What you will do:
Retype every line of the data below exactly, without changing anything.

Element position data
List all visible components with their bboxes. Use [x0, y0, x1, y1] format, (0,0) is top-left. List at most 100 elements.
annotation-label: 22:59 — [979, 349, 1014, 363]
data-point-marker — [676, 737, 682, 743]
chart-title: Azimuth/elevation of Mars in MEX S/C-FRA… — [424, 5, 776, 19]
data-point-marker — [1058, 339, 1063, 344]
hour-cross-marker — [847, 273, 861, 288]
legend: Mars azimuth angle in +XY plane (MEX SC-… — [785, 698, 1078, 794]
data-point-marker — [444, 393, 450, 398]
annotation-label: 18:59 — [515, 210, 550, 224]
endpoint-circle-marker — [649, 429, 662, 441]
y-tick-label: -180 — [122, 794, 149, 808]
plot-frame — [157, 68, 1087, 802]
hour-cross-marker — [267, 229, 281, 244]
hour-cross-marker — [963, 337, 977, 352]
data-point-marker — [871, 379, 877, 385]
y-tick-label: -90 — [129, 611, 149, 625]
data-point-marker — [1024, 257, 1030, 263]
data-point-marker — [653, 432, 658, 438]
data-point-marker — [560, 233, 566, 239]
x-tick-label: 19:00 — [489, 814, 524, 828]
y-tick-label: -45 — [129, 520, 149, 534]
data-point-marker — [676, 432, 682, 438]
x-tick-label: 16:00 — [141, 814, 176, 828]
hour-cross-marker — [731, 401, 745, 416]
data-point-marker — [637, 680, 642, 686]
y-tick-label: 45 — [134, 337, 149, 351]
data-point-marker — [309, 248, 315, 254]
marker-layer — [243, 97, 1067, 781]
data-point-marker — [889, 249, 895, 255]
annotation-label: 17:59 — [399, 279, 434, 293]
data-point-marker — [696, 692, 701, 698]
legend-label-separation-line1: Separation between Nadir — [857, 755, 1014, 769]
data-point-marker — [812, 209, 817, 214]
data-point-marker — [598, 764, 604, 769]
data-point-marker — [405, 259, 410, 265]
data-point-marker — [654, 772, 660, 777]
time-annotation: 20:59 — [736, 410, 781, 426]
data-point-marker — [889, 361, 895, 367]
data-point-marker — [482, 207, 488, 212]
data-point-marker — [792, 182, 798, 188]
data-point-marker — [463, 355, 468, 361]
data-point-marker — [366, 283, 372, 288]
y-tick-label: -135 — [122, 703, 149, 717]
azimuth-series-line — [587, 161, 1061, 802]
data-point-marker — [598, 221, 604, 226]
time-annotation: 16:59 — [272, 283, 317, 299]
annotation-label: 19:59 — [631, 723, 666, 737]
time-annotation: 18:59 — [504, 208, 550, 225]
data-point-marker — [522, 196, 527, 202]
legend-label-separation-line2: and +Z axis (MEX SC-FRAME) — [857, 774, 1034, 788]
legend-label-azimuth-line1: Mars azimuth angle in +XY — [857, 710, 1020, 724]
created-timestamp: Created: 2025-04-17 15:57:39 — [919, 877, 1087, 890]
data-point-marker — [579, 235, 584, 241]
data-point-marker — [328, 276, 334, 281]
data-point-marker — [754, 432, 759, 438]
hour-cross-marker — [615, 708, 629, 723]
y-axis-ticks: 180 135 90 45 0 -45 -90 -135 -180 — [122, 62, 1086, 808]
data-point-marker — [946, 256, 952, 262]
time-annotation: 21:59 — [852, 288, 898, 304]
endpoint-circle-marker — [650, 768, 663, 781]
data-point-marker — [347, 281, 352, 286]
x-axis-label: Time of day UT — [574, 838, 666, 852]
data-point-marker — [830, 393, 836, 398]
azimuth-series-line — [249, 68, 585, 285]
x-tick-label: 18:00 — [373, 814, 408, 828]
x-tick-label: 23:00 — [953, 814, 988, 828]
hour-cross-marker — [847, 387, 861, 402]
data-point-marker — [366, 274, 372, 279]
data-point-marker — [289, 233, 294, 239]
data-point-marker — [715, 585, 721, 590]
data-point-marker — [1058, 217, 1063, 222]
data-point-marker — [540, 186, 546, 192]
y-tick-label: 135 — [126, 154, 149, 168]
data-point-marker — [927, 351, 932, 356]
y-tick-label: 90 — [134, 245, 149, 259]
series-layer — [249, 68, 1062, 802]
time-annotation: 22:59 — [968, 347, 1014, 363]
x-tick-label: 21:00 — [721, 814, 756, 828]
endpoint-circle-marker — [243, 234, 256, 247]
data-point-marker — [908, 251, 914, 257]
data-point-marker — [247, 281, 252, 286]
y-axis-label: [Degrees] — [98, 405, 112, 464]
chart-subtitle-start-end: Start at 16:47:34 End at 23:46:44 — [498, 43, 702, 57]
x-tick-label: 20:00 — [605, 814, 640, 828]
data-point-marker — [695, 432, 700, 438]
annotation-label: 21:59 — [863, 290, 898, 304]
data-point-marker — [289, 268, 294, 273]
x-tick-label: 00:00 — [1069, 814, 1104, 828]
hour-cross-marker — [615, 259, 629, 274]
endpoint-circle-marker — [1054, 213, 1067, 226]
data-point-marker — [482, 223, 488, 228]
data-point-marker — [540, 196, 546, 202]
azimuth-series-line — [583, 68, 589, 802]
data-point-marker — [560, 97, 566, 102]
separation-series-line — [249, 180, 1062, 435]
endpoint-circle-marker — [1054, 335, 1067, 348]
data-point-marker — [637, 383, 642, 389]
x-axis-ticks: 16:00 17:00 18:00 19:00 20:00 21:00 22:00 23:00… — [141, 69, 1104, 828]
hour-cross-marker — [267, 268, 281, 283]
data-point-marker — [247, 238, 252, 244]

Task output:
List all visible components with their bboxes. Use [x0, y0, x1, y1] format, (0,0) is top-left. List at most 100 elements.
annotation-label: 22:59 — [979, 349, 1014, 363]
data-point-marker — [676, 737, 682, 743]
chart-title: Azimuth/elevation of Mars in MEX S/C-FRA… — [424, 5, 776, 19]
data-point-marker — [1058, 339, 1063, 344]
hour-cross-marker — [847, 273, 861, 288]
legend: Mars azimuth angle in +XY plane (MEX SC-… — [785, 698, 1078, 794]
data-point-marker — [444, 393, 450, 398]
annotation-label: 18:59 — [515, 210, 550, 224]
endpoint-circle-marker — [649, 429, 662, 441]
y-tick-label: -180 — [122, 794, 149, 808]
plot-frame — [157, 68, 1087, 802]
hour-cross-marker — [267, 229, 281, 244]
hour-cross-marker — [963, 337, 977, 352]
data-point-marker — [871, 379, 877, 385]
y-tick-label: -90 — [129, 611, 149, 625]
data-point-marker — [1024, 257, 1030, 263]
data-point-marker — [653, 432, 658, 438]
data-point-marker — [560, 233, 566, 239]
x-tick-label: 19:00 — [489, 814, 524, 828]
y-tick-label: -45 — [129, 520, 149, 534]
data-point-marker — [676, 432, 682, 438]
x-tick-label: 16:00 — [141, 814, 176, 828]
hour-cross-marker — [731, 401, 745, 416]
data-point-marker — [637, 680, 642, 686]
y-tick-label: 45 — [134, 337, 149, 351]
data-point-marker — [309, 248, 315, 254]
marker-layer — [243, 97, 1067, 781]
data-point-marker — [889, 249, 895, 255]
annotation-label: 17:59 — [399, 279, 434, 293]
data-point-marker — [696, 692, 701, 698]
legend-label-separation-line1: Separation between Nadir — [857, 755, 1014, 769]
data-point-marker — [812, 209, 817, 214]
data-point-marker — [598, 764, 604, 769]
data-point-marker — [405, 259, 410, 265]
data-point-marker — [654, 772, 660, 777]
time-annotation: 20:59 — [736, 410, 781, 426]
data-point-marker — [889, 361, 895, 367]
data-point-marker — [482, 207, 488, 212]
data-point-marker — [792, 182, 798, 188]
data-point-marker — [463, 355, 468, 361]
data-point-marker — [366, 283, 372, 288]
y-tick-label: -135 — [122, 703, 149, 717]
azimuth-series-line — [587, 161, 1061, 802]
data-point-marker — [598, 221, 604, 226]
time-annotation: 16:59 — [272, 283, 317, 299]
annotation-label: 19:59 — [631, 723, 666, 737]
time-annotation: 18:59 — [504, 208, 550, 225]
data-point-marker — [522, 196, 527, 202]
legend-label-separation-line2: and +Z axis (MEX SC-FRAME) — [857, 774, 1034, 788]
legend-label-azimuth-line1: Mars azimuth angle in +XY — [857, 710, 1020, 724]
created-timestamp: Created: 2025-04-17 15:57:39 — [919, 877, 1087, 890]
data-point-marker — [579, 235, 584, 241]
data-point-marker — [328, 276, 334, 281]
data-point-marker — [754, 432, 759, 438]
hour-cross-marker — [615, 708, 629, 723]
y-axis-ticks: 180 135 90 45 0 -45 -90 -135 -180 — [122, 62, 1086, 808]
data-point-marker — [946, 256, 952, 262]
time-annotation: 21:59 — [852, 288, 898, 304]
endpoint-circle-marker — [650, 768, 663, 781]
data-point-marker — [347, 281, 352, 286]
x-axis-label: Time of day UT — [574, 838, 666, 852]
data-point-marker — [830, 393, 836, 398]
azimuth-series-line — [249, 68, 585, 285]
x-tick-label: 18:00 — [373, 814, 408, 828]
x-tick-label: 23:00 — [953, 814, 988, 828]
hour-cross-marker — [847, 387, 861, 402]
data-point-marker — [366, 274, 372, 279]
data-point-marker — [289, 233, 294, 239]
data-point-marker — [715, 585, 721, 590]
data-point-marker — [1058, 217, 1063, 222]
data-point-marker — [540, 186, 546, 192]
y-tick-label: 135 — [126, 154, 149, 168]
data-point-marker — [927, 351, 932, 356]
y-tick-label: 90 — [134, 245, 149, 259]
series-layer — [249, 68, 1062, 802]
time-annotation: 22:59 — [968, 347, 1014, 363]
x-tick-label: 21:00 — [721, 814, 756, 828]
endpoint-circle-marker — [243, 234, 256, 247]
data-point-marker — [908, 251, 914, 257]
data-point-marker — [247, 281, 252, 286]
y-axis-label: [Degrees] — [98, 405, 112, 464]
chart-subtitle-start-end: Start at 16:47:34 End at 23:46:44 — [498, 43, 702, 57]
x-tick-label: 20:00 — [605, 814, 640, 828]
data-point-marker — [695, 432, 700, 438]
annotation-label: 21:59 — [863, 290, 898, 304]
data-point-marker — [289, 268, 294, 273]
x-tick-label: 00:00 — [1069, 814, 1104, 828]
hour-cross-marker — [615, 259, 629, 274]
endpoint-circle-marker — [1054, 213, 1067, 226]
data-point-marker — [482, 223, 488, 228]
data-point-marker — [540, 196, 546, 202]
azimuth-series-line — [583, 68, 589, 802]
data-point-marker — [560, 97, 566, 102]
separation-series-line — [249, 180, 1062, 435]
endpoint-circle-marker — [1054, 335, 1067, 348]
data-point-marker — [637, 383, 642, 389]
x-axis-ticks: 16:00 17:00 18:00 19:00 20:00 21:00 22:00 23:00… — [141, 69, 1104, 828]
hour-cross-marker — [267, 268, 281, 283]
data-point-marker — [247, 238, 252, 244]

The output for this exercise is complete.